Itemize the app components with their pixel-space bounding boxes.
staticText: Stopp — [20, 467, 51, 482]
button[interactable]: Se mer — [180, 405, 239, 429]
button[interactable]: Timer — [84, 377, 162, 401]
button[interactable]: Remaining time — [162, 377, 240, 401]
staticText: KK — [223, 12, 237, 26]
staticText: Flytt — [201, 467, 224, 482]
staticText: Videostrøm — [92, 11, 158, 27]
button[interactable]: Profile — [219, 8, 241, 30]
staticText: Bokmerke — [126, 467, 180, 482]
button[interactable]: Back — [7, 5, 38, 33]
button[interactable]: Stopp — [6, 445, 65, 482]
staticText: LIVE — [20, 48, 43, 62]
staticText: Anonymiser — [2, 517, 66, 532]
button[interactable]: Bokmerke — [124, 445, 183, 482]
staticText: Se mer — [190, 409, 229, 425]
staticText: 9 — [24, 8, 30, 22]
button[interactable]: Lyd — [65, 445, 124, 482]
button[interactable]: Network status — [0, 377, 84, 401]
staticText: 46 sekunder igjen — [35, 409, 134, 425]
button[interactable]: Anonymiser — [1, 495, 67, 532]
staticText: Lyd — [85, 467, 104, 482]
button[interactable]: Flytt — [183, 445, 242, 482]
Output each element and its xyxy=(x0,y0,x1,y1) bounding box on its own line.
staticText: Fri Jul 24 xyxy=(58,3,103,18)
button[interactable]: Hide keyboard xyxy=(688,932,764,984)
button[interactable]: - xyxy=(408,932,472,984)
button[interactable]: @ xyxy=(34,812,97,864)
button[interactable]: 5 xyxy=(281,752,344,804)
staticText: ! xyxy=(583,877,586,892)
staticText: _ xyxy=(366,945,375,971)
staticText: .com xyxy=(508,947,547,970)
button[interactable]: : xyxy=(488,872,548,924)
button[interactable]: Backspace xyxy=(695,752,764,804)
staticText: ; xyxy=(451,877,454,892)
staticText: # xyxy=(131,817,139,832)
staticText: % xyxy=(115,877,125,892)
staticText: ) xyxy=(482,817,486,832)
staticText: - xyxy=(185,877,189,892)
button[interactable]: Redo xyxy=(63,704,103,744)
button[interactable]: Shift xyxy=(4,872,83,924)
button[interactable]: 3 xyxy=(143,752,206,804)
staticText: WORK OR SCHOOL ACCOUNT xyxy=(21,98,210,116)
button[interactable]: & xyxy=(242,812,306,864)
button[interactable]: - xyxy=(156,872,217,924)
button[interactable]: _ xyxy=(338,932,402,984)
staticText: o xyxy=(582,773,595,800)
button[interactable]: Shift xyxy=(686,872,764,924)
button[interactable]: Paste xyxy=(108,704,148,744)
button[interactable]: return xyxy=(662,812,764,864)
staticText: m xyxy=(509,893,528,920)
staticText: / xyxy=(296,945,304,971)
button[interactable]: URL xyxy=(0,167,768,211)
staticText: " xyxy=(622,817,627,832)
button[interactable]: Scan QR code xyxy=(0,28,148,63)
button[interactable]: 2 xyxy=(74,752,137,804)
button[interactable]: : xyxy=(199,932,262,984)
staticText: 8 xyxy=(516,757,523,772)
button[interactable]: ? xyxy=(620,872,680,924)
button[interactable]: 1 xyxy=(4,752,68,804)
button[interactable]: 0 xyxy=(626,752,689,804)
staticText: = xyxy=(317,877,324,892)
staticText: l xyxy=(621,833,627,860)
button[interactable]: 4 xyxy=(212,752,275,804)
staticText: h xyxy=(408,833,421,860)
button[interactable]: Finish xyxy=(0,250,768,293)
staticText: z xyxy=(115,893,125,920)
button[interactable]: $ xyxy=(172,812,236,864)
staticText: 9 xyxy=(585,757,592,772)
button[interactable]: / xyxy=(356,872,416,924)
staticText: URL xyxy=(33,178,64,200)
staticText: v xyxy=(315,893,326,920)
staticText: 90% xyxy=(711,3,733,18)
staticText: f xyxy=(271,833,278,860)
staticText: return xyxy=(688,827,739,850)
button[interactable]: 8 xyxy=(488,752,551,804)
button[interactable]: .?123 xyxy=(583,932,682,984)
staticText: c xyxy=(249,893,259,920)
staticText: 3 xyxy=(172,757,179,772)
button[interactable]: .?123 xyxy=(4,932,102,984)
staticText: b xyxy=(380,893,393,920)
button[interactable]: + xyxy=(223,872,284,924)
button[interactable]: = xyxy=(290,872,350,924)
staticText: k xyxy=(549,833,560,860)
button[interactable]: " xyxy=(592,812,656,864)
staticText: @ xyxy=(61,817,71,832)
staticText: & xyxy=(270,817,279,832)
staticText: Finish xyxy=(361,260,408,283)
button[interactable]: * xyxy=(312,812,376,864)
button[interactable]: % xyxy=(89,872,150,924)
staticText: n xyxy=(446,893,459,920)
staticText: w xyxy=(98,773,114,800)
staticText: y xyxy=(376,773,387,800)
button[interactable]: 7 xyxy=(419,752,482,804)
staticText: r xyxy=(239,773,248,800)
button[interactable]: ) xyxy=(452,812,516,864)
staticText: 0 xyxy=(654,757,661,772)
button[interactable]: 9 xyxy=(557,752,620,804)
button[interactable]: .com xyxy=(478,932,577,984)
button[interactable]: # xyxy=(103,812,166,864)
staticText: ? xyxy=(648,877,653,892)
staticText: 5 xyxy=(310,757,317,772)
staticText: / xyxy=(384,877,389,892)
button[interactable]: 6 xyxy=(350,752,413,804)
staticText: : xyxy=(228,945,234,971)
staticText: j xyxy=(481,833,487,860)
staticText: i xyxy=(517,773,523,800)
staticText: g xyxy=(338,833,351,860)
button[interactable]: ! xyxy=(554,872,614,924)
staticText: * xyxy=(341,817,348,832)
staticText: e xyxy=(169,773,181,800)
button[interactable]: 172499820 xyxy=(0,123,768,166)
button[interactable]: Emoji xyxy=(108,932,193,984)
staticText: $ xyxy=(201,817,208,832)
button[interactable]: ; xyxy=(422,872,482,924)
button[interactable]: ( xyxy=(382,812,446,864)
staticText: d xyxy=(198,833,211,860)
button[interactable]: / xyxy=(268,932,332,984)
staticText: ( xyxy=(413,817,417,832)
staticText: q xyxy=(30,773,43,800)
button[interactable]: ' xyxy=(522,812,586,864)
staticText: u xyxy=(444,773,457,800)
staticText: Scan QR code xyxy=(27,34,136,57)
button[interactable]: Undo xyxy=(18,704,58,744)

#### Description of the task
Reproduce every line of the listing above verbatim.

#### Problem solution
Itemize the app components with their pixel-space bounding boxes.
staticText: Stopp — [20, 467, 51, 482]
button[interactable]: Se mer — [180, 405, 239, 429]
button[interactable]: Timer — [84, 377, 162, 401]
button[interactable]: Remaining time — [162, 377, 240, 401]
staticText: KK — [223, 12, 237, 26]
staticText: Flytt — [201, 467, 224, 482]
staticText: Videostrøm — [92, 11, 158, 27]
button[interactable]: Profile — [219, 8, 241, 30]
staticText: Bokmerke — [126, 467, 180, 482]
button[interactable]: Back — [7, 5, 38, 33]
button[interactable]: Stopp — [6, 445, 65, 482]
staticText: LIVE — [20, 48, 43, 62]
staticText: Anonymiser — [2, 517, 66, 532]
button[interactable]: Bokmerke — [124, 445, 183, 482]
staticText: Se mer — [190, 409, 229, 425]
staticText: 9 — [24, 8, 30, 22]
button[interactable]: Lyd — [65, 445, 124, 482]
button[interactable]: Network status — [0, 377, 84, 401]
staticText: 46 sekunder igjen — [35, 409, 134, 425]
button[interactable]: Anonymiser — [1, 495, 67, 532]
staticText: Lyd — [85, 467, 104, 482]
button[interactable]: Flytt — [183, 445, 242, 482]
Output each element and its xyxy=(x0,y0,x1,y1) bounding box on its own line.
staticText: Fri Jul 24 xyxy=(58,3,103,18)
button[interactable]: Hide keyboard xyxy=(688,932,764,984)
button[interactable]: - xyxy=(408,932,472,984)
button[interactable]: @ xyxy=(34,812,97,864)
button[interactable]: 5 xyxy=(281,752,344,804)
staticText: ! xyxy=(583,877,586,892)
staticText: _ xyxy=(366,945,375,971)
staticText: .com xyxy=(508,947,547,970)
button[interactable]: : xyxy=(488,872,548,924)
button[interactable]: Backspace xyxy=(695,752,764,804)
staticText: ; xyxy=(451,877,454,892)
staticText: # xyxy=(131,817,139,832)
staticText: % xyxy=(115,877,125,892)
staticText: ) xyxy=(482,817,486,832)
staticText: - xyxy=(185,877,189,892)
button[interactable]: Redo xyxy=(63,704,103,744)
button[interactable]: Shift xyxy=(4,872,83,924)
button[interactable]: 3 xyxy=(143,752,206,804)
staticText: WORK OR SCHOOL ACCOUNT xyxy=(21,98,210,116)
button[interactable]: & xyxy=(242,812,306,864)
button[interactable]: - xyxy=(156,872,217,924)
button[interactable]: _ xyxy=(338,932,402,984)
staticText: o xyxy=(582,773,595,800)
button[interactable]: Shift xyxy=(686,872,764,924)
button[interactable]: Paste xyxy=(108,704,148,744)
button[interactable]: return xyxy=(662,812,764,864)
staticText: m xyxy=(509,893,528,920)
staticText: / xyxy=(296,945,304,971)
button[interactable]: URL xyxy=(0,167,768,211)
staticText: " xyxy=(622,817,627,832)
button[interactable]: Scan QR code xyxy=(0,28,148,63)
button[interactable]: 2 xyxy=(74,752,137,804)
button[interactable]: : xyxy=(199,932,262,984)
staticText: 8 xyxy=(516,757,523,772)
button[interactable]: ? xyxy=(620,872,680,924)
button[interactable]: 1 xyxy=(4,752,68,804)
button[interactable]: 0 xyxy=(626,752,689,804)
staticText: = xyxy=(317,877,324,892)
staticText: l xyxy=(621,833,627,860)
button[interactable]: 4 xyxy=(212,752,275,804)
staticText: h xyxy=(408,833,421,860)
button[interactable]: Finish xyxy=(0,250,768,293)
staticText: z xyxy=(115,893,125,920)
button[interactable]: $ xyxy=(172,812,236,864)
staticText: 9 xyxy=(585,757,592,772)
button[interactable]: / xyxy=(356,872,416,924)
staticText: URL xyxy=(33,178,64,200)
staticText: v xyxy=(315,893,326,920)
staticText: 90% xyxy=(711,3,733,18)
staticText: f xyxy=(271,833,278,860)
staticText: return xyxy=(688,827,739,850)
button[interactable]: 8 xyxy=(488,752,551,804)
button[interactable]: .?123 xyxy=(583,932,682,984)
staticText: c xyxy=(249,893,259,920)
staticText: 3 xyxy=(172,757,179,772)
button[interactable]: .?123 xyxy=(4,932,102,984)
staticText: b xyxy=(380,893,393,920)
button[interactable]: + xyxy=(223,872,284,924)
button[interactable]: = xyxy=(290,872,350,924)
staticText: k xyxy=(549,833,560,860)
button[interactable]: " xyxy=(592,812,656,864)
staticText: @ xyxy=(61,817,71,832)
staticText: & xyxy=(270,817,279,832)
staticText: Finish xyxy=(361,260,408,283)
button[interactable]: * xyxy=(312,812,376,864)
button[interactable]: % xyxy=(89,872,150,924)
staticText: n xyxy=(446,893,459,920)
staticText: w xyxy=(98,773,114,800)
staticText: y xyxy=(376,773,387,800)
button[interactable]: 7 xyxy=(419,752,482,804)
staticText: r xyxy=(239,773,248,800)
button[interactable]: ) xyxy=(452,812,516,864)
staticText: 0 xyxy=(654,757,661,772)
button[interactable]: 9 xyxy=(557,752,620,804)
button[interactable]: .com xyxy=(478,932,577,984)
button[interactable]: # xyxy=(103,812,166,864)
staticText: ? xyxy=(648,877,653,892)
staticText: 5 xyxy=(310,757,317,772)
staticText: / xyxy=(384,877,389,892)
button[interactable]: 6 xyxy=(350,752,413,804)
staticText: : xyxy=(228,945,234,971)
staticText: j xyxy=(481,833,487,860)
staticText: i xyxy=(517,773,523,800)
staticText: g xyxy=(338,833,351,860)
button[interactable]: ! xyxy=(554,872,614,924)
staticText: * xyxy=(341,817,348,832)
staticText: e xyxy=(169,773,181,800)
button[interactable]: 172499820 xyxy=(0,123,768,166)
button[interactable]: Emoji xyxy=(108,932,193,984)
staticText: $ xyxy=(201,817,208,832)
button[interactable]: ; xyxy=(422,872,482,924)
button[interactable]: ( xyxy=(382,812,446,864)
staticText: d xyxy=(198,833,211,860)
button[interactable]: / xyxy=(268,932,332,984)
staticText: ( xyxy=(413,817,417,832)
staticText: q xyxy=(30,773,43,800)
button[interactable]: ' xyxy=(522,812,586,864)
staticText: u xyxy=(444,773,457,800)
staticText: Scan QR code xyxy=(27,34,136,57)
button[interactable]: Undo xyxy=(18,704,58,744)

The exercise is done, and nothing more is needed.